* Begin *

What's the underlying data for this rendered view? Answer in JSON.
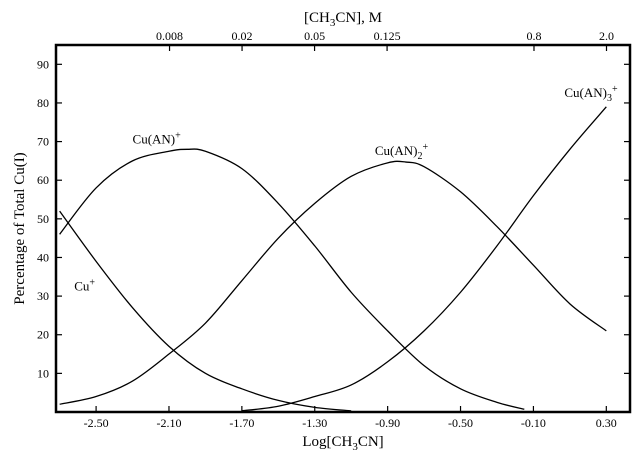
{
  "chart_data": {
    "type": "line",
    "title": "",
    "xlabel": "Log[CH3CN]",
    "xlabel_parts": [
      "Log[CH",
      "3",
      "CN]"
    ],
    "ylabel": "Percentage of Total Cu(I)",
    "top_xlabel": "[CH3CN], M",
    "top_xlabel_parts": [
      "[CH",
      "3",
      "CN], M"
    ],
    "xlim": [
      -2.72,
      0.43
    ],
    "ylim": [
      0,
      95
    ],
    "x_ticks": [
      -2.5,
      -2.1,
      -1.7,
      -1.3,
      -0.9,
      -0.5,
      -0.1,
      0.3
    ],
    "x_tick_labels": [
      "-2.50",
      "-2.10",
      "-1.70",
      "-1.30",
      "-0.90",
      "-0.50",
      "-0.10",
      "0.30"
    ],
    "y_ticks": [
      10,
      20,
      30,
      40,
      50,
      60,
      70,
      80,
      90
    ],
    "y_tick_labels": [
      "10",
      "20",
      "30",
      "40",
      "50",
      "60",
      "70",
      "80",
      "90"
    ],
    "top_ticks": [
      {
        "label": "0.008",
        "value": 0.008
      },
      {
        "label": "0.02",
        "value": 0.02
      },
      {
        "label": "0.05",
        "value": 0.05
      },
      {
        "label": "0.125",
        "value": 0.125
      },
      {
        "label": "0.8",
        "value": 0.8
      },
      {
        "label": "2.0",
        "value": 2.0
      }
    ],
    "grid": false,
    "legend": "none",
    "series": [
      {
        "name": "Cu+",
        "label_parts": [
          {
            "t": "Cu"
          },
          {
            "t": "+",
            "sup": true
          }
        ],
        "label_at": [
          -2.62,
          31.5
        ],
        "x": [
          -2.7,
          -2.5,
          -2.3,
          -2.1,
          -1.9,
          -1.7,
          -1.5,
          -1.3,
          -1.1
        ],
        "y": [
          52,
          39,
          27,
          17,
          10,
          6,
          3,
          1.2,
          0.3
        ]
      },
      {
        "name": "Cu(AN)+",
        "label_parts": [
          {
            "t": "Cu(AN)"
          },
          {
            "t": "+",
            "sup": true
          }
        ],
        "label_at": [
          -2.3,
          69.5
        ],
        "x": [
          -2.7,
          -2.5,
          -2.3,
          -2.1,
          -2.0,
          -1.9,
          -1.7,
          -1.5,
          -1.3,
          -1.1,
          -0.9,
          -0.7,
          -0.5,
          -0.3,
          -0.15
        ],
        "y": [
          46,
          58,
          65,
          67.5,
          68,
          67.5,
          63,
          54,
          43,
          31,
          21,
          12,
          6,
          2.5,
          0.7
        ]
      },
      {
        "name": "Cu(AN)2+",
        "label_parts": [
          {
            "t": "Cu(AN)"
          },
          {
            "t": "2",
            "sub": true
          },
          {
            "t": "+",
            "sup": true
          }
        ],
        "label_at": [
          -0.97,
          66.5
        ],
        "x": [
          -2.7,
          -2.5,
          -2.3,
          -2.1,
          -1.9,
          -1.7,
          -1.5,
          -1.3,
          -1.1,
          -0.9,
          -0.8,
          -0.7,
          -0.5,
          -0.3,
          -0.1,
          0.1,
          0.3
        ],
        "y": [
          2,
          4,
          8,
          15,
          23,
          34,
          45,
          54,
          61,
          64.5,
          64.7,
          63.5,
          57,
          48,
          38,
          28,
          21
        ]
      },
      {
        "name": "Cu(AN)3+",
        "label_parts": [
          {
            "t": "Cu(AN)"
          },
          {
            "t": "3",
            "sub": true
          },
          {
            "t": "+",
            "sup": true
          }
        ],
        "label_at": [
          0.07,
          81.5
        ],
        "x": [
          -1.7,
          -1.5,
          -1.3,
          -1.1,
          -0.9,
          -0.7,
          -0.5,
          -0.3,
          -0.1,
          0.1,
          0.3
        ],
        "y": [
          0.3,
          1.5,
          4,
          7,
          13,
          21,
          31,
          43,
          56,
          68,
          79
        ]
      }
    ]
  }
}
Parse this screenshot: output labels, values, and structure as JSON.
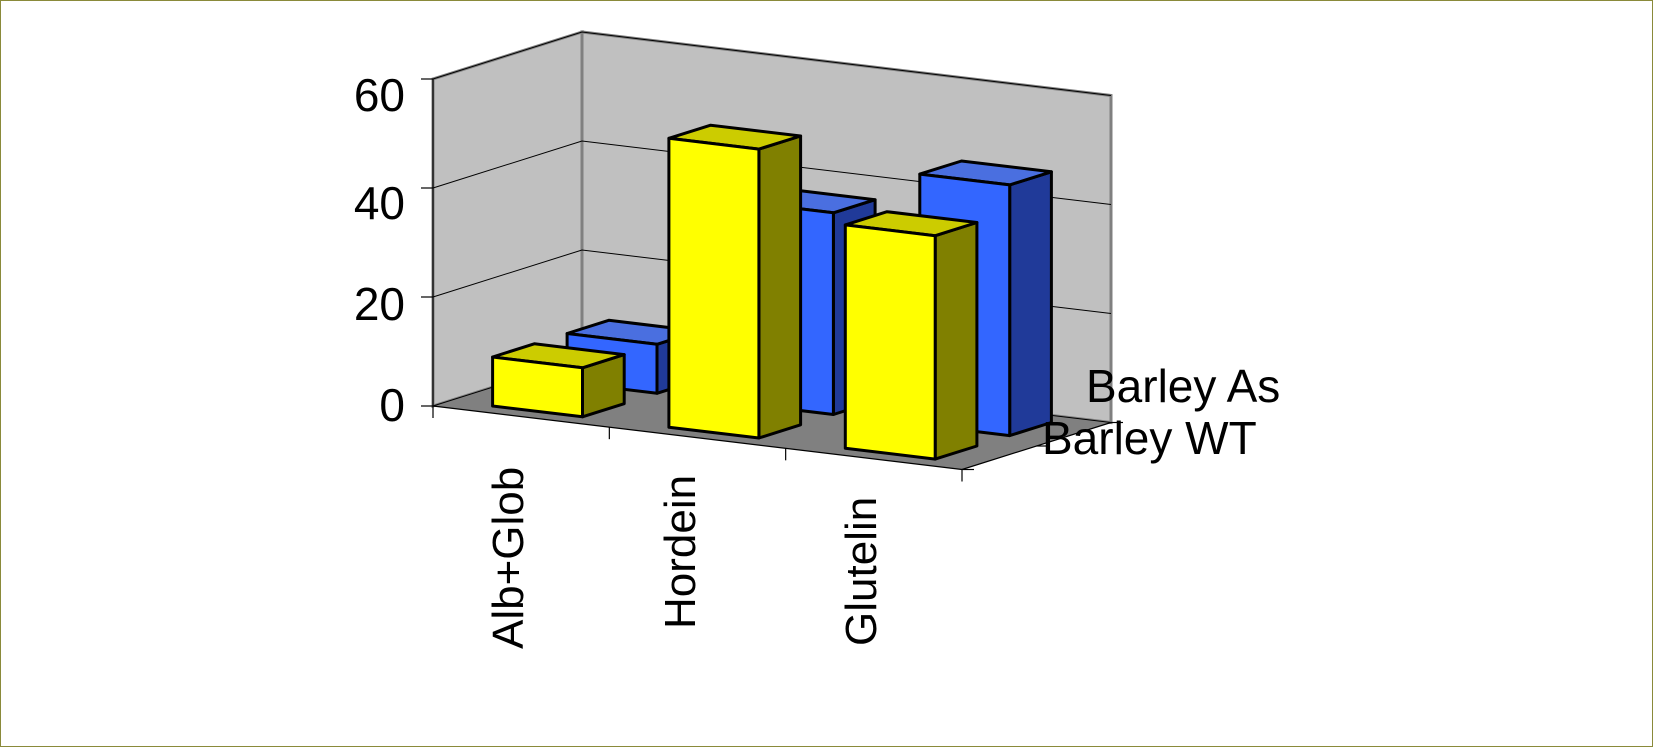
{
  "chart_data": {
    "type": "bar",
    "title": "",
    "xlabel": "",
    "ylabel": "",
    "categories": [
      "Alb+Glob",
      "Hordein",
      "Glutelin"
    ],
    "series": [
      {
        "name": "Barley WT",
        "values": [
          9,
          53,
          41
        ]
      },
      {
        "name": "Barley As",
        "values": [
          9,
          37,
          46
        ]
      }
    ],
    "ylim": [
      0,
      60
    ],
    "yticks": [
      "0",
      "20",
      "40",
      "60"
    ],
    "grid": true,
    "legend": "right (series depth axis)",
    "colors": {
      "front_series": "#ffff00",
      "back_series": "#3366ff",
      "walls": "#c0c0c0",
      "floor": "#808080"
    }
  }
}
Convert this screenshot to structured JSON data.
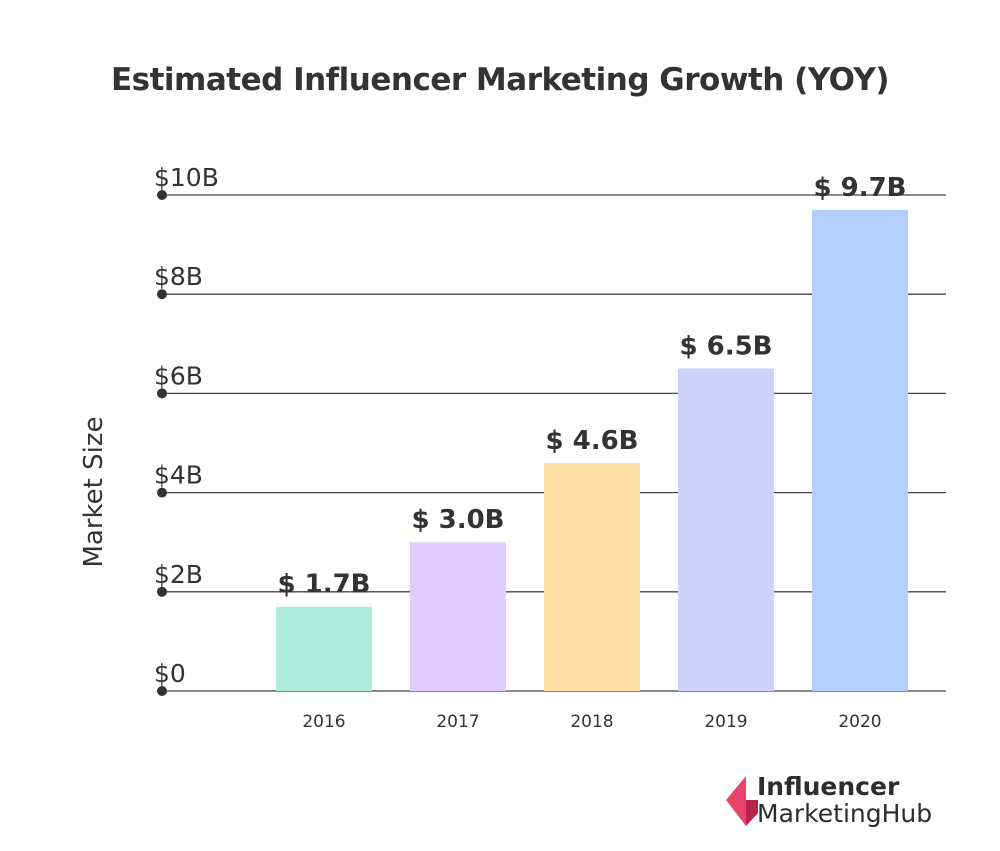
{
  "chart_data": {
    "type": "bar",
    "title": "Estimated Influencer Marketing Growth (YOY)",
    "ylabel": "Market Size",
    "xlabel": "",
    "categories": [
      "2016",
      "2017",
      "2018",
      "2019",
      "2020"
    ],
    "values": [
      1.7,
      3.0,
      4.6,
      6.5,
      9.7
    ],
    "data_labels": [
      "$ 1.7B",
      "$ 3.0B",
      "$ 4.6B",
      "$ 6.5B",
      "$ 9.7B"
    ],
    "colors": [
      "#b0ecdc",
      "#e2cbfd",
      "#fddea6",
      "#cdd3fd",
      "#b3cffd"
    ],
    "y_ticks": [
      0,
      2,
      4,
      6,
      8,
      10
    ],
    "y_tick_labels": [
      "$0",
      "$2B",
      "$4B",
      "$6B",
      "$8B",
      "$10B"
    ],
    "ylim": [
      0,
      10
    ],
    "unit": "billion USD",
    "grid": true,
    "legend": "none"
  },
  "logo": {
    "line1": "Influencer",
    "line2": "MarketingHub",
    "color": "#e8456d"
  }
}
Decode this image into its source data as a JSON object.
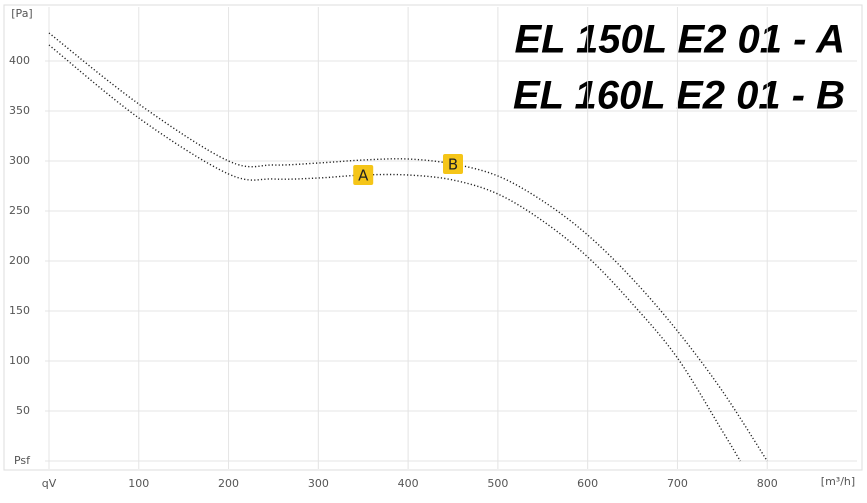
{
  "chart_data": {
    "type": "line",
    "title_lines": [
      "EL 150L E2 01 - A",
      "EL 160L E2 01 - B"
    ],
    "x_label": "[m³/h]",
    "y_label": "[Pa]",
    "x": [
      0,
      100,
      200,
      250,
      300,
      350,
      400,
      450,
      500,
      550,
      600,
      650,
      700,
      750,
      770,
      800
    ],
    "series": [
      {
        "name": "A",
        "color": "#222222",
        "values": [
          416,
          343,
          287,
          282,
          283,
          286,
          286,
          281,
          267,
          240,
          204,
          157,
          103,
          30,
          0,
          null
        ]
      },
      {
        "name": "B",
        "color": "#222222",
        "values": [
          428,
          357,
          300,
          296,
          298,
          301,
          302,
          297,
          285,
          260,
          226,
          182,
          130,
          70,
          null,
          0
        ]
      }
    ],
    "label_color": "#f5c518",
    "xlim": [
      0,
      900
    ],
    "ylim": [
      0,
      450
    ],
    "xticks": [
      {
        "value": 0,
        "label": "qV"
      },
      100,
      200,
      300,
      400,
      500,
      600,
      700,
      800
    ],
    "yticks": [
      {
        "value": 0,
        "label": "Psf"
      },
      50,
      100,
      150,
      200,
      250,
      300,
      350,
      400
    ],
    "grid": true
  }
}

* End *

--- The problem ---
Repeat the material above in full and exactly, omitting the pictures.

--- Output for this exercise ---
What's the underlying data for this rendered view? Answer in JSON.
{
  "chart_data": {
    "type": "line",
    "title": "",
    "xlabel": "Log[CH3CN]",
    "xlabel_parts": [
      "Log[CH",
      "3",
      "CN]"
    ],
    "ylabel": "Percentage of Total Cu(I)",
    "top_xlabel": "[CH3CN], M",
    "top_xlabel_parts": [
      "[CH",
      "3",
      "CN], M"
    ],
    "xlim": [
      -2.72,
      0.43
    ],
    "ylim": [
      0,
      95
    ],
    "x_ticks": [
      -2.5,
      -2.1,
      -1.7,
      -1.3,
      -0.9,
      -0.5,
      -0.1,
      0.3
    ],
    "x_tick_labels": [
      "-2.50",
      "-2.10",
      "-1.70",
      "-1.30",
      "-0.90",
      "-0.50",
      "-0.10",
      "0.30"
    ],
    "y_ticks": [
      10,
      20,
      30,
      40,
      50,
      60,
      70,
      80,
      90
    ],
    "y_tick_labels": [
      "10",
      "20",
      "30",
      "40",
      "50",
      "60",
      "70",
      "80",
      "90"
    ],
    "top_ticks": [
      {
        "label": "0.008",
        "value": 0.008
      },
      {
        "label": "0.02",
        "value": 0.02
      },
      {
        "label": "0.05",
        "value": 0.05
      },
      {
        "label": "0.125",
        "value": 0.125
      },
      {
        "label": "0.8",
        "value": 0.8
      },
      {
        "label": "2.0",
        "value": 2.0
      }
    ],
    "grid": false,
    "legend": "none",
    "series": [
      {
        "name": "Cu+",
        "label_parts": [
          {
            "t": "Cu"
          },
          {
            "t": "+",
            "sup": true
          }
        ],
        "label_at": [
          -2.62,
          31.5
        ],
        "x": [
          -2.7,
          -2.5,
          -2.3,
          -2.1,
          -1.9,
          -1.7,
          -1.5,
          -1.3,
          -1.1
        ],
        "y": [
          52,
          39,
          27,
          17,
          10,
          6,
          3,
          1.2,
          0.3
        ]
      },
      {
        "name": "Cu(AN)+",
        "label_parts": [
          {
            "t": "Cu(AN)"
          },
          {
            "t": "+",
            "sup": true
          }
        ],
        "label_at": [
          -2.3,
          69.5
        ],
        "x": [
          -2.7,
          -2.5,
          -2.3,
          -2.1,
          -2.0,
          -1.9,
          -1.7,
          -1.5,
          -1.3,
          -1.1,
          -0.9,
          -0.7,
          -0.5,
          -0.3,
          -0.15
        ],
        "y": [
          46,
          58,
          65,
          67.5,
          68,
          67.5,
          63,
          54,
          43,
          31,
          21,
          12,
          6,
          2.5,
          0.7
        ]
      },
      {
        "name": "Cu(AN)2+",
        "label_parts": [
          {
            "t": "Cu(AN)"
          },
          {
            "t": "2",
            "sub": true
          },
          {
            "t": "+",
            "sup": true
          }
        ],
        "label_at": [
          -0.97,
          66.5
        ],
        "x": [
          -2.7,
          -2.5,
          -2.3,
          -2.1,
          -1.9,
          -1.7,
          -1.5,
          -1.3,
          -1.1,
          -0.9,
          -0.8,
          -0.7,
          -0.5,
          -0.3,
          -0.1,
          0.1,
          0.3
        ],
        "y": [
          2,
          4,
          8,
          15,
          23,
          34,
          45,
          54,
          61,
          64.5,
          64.7,
          63.5,
          57,
          48,
          38,
          28,
          21
        ]
      },
      {
        "name": "Cu(AN)3+",
        "label_parts": [
          {
            "t": "Cu(AN)"
          },
          {
            "t": "3",
            "sub": true
          },
          {
            "t": "+",
            "sup": true
          }
        ],
        "label_at": [
          0.07,
          81.5
        ],
        "x": [
          -1.7,
          -1.5,
          -1.3,
          -1.1,
          -0.9,
          -0.7,
          -0.5,
          -0.3,
          -0.1,
          0.1,
          0.3
        ],
        "y": [
          0.3,
          1.5,
          4,
          7,
          13,
          21,
          31,
          43,
          56,
          68,
          79
        ]
      }
    ]
  }
}
Parse this screenshot: output labels, values, and structure as JSON.
{
  "chart_data": {
    "type": "bar",
    "title": "",
    "xlabel": "",
    "ylabel": "",
    "categories": [
      "Alb+Glob",
      "Hordein",
      "Glutelin"
    ],
    "series": [
      {
        "name": "Barley WT",
        "values": [
          9,
          53,
          41
        ]
      },
      {
        "name": "Barley As",
        "values": [
          9,
          37,
          46
        ]
      }
    ],
    "ylim": [
      0,
      60
    ],
    "yticks": [
      "0",
      "20",
      "40",
      "60"
    ],
    "grid": true,
    "legend": "right (series depth axis)",
    "colors": {
      "front_series": "#ffff00",
      "back_series": "#3366ff",
      "walls": "#c0c0c0",
      "floor": "#808080"
    }
  }
}
Convert this screenshot to structured JSON data.
{
  "chart_data": {
    "type": "bar",
    "title": "Estimated Influencer Marketing Growth (YOY)",
    "ylabel": "Market Size",
    "xlabel": "",
    "categories": [
      "2016",
      "2017",
      "2018",
      "2019",
      "2020"
    ],
    "values": [
      1.7,
      3.0,
      4.6,
      6.5,
      9.7
    ],
    "data_labels": [
      "$ 1.7B",
      "$ 3.0B",
      "$ 4.6B",
      "$ 6.5B",
      "$ 9.7B"
    ],
    "colors": [
      "#b0ecdc",
      "#e2cbfd",
      "#fddea6",
      "#cdd3fd",
      "#b3cffd"
    ],
    "y_ticks": [
      0,
      2,
      4,
      6,
      8,
      10
    ],
    "y_tick_labels": [
      "$0",
      "$2B",
      "$4B",
      "$6B",
      "$8B",
      "$10B"
    ],
    "ylim": [
      0,
      10
    ],
    "unit": "billion USD",
    "grid": true,
    "legend": "none"
  },
  "logo": {
    "line1": "Influencer",
    "line2": "MarketingHub",
    "color": "#e8456d"
  }
}
Decode this image into its source data as a JSON object.
{
  "chart_data": {
    "type": "line",
    "title_lines": [
      "EL 150L E2 01 - A",
      "EL 160L E2 01 - B"
    ],
    "x_label": "[m³/h]",
    "y_label": "[Pa]",
    "x": [
      0,
      100,
      200,
      250,
      300,
      350,
      400,
      450,
      500,
      550,
      600,
      650,
      700,
      750,
      770,
      800
    ],
    "series": [
      {
        "name": "A",
        "color": "#222222",
        "values": [
          416,
          343,
          287,
          282,
          283,
          286,
          286,
          281,
          267,
          240,
          204,
          157,
          103,
          30,
          0,
          null
        ]
      },
      {
        "name": "B",
        "color": "#222222",
        "values": [
          428,
          357,
          300,
          296,
          298,
          301,
          302,
          297,
          285,
          260,
          226,
          182,
          130,
          70,
          null,
          0
        ]
      }
    ],
    "label_color": "#f5c518",
    "xlim": [
      0,
      900
    ],
    "ylim": [
      0,
      450
    ],
    "xticks": [
      {
        "value": 0,
        "label": "qV"
      },
      100,
      200,
      300,
      400,
      500,
      600,
      700,
      800
    ],
    "yticks": [
      {
        "value": 0,
        "label": "Psf"
      },
      50,
      100,
      150,
      200,
      250,
      300,
      350,
      400
    ],
    "grid": true
  }
}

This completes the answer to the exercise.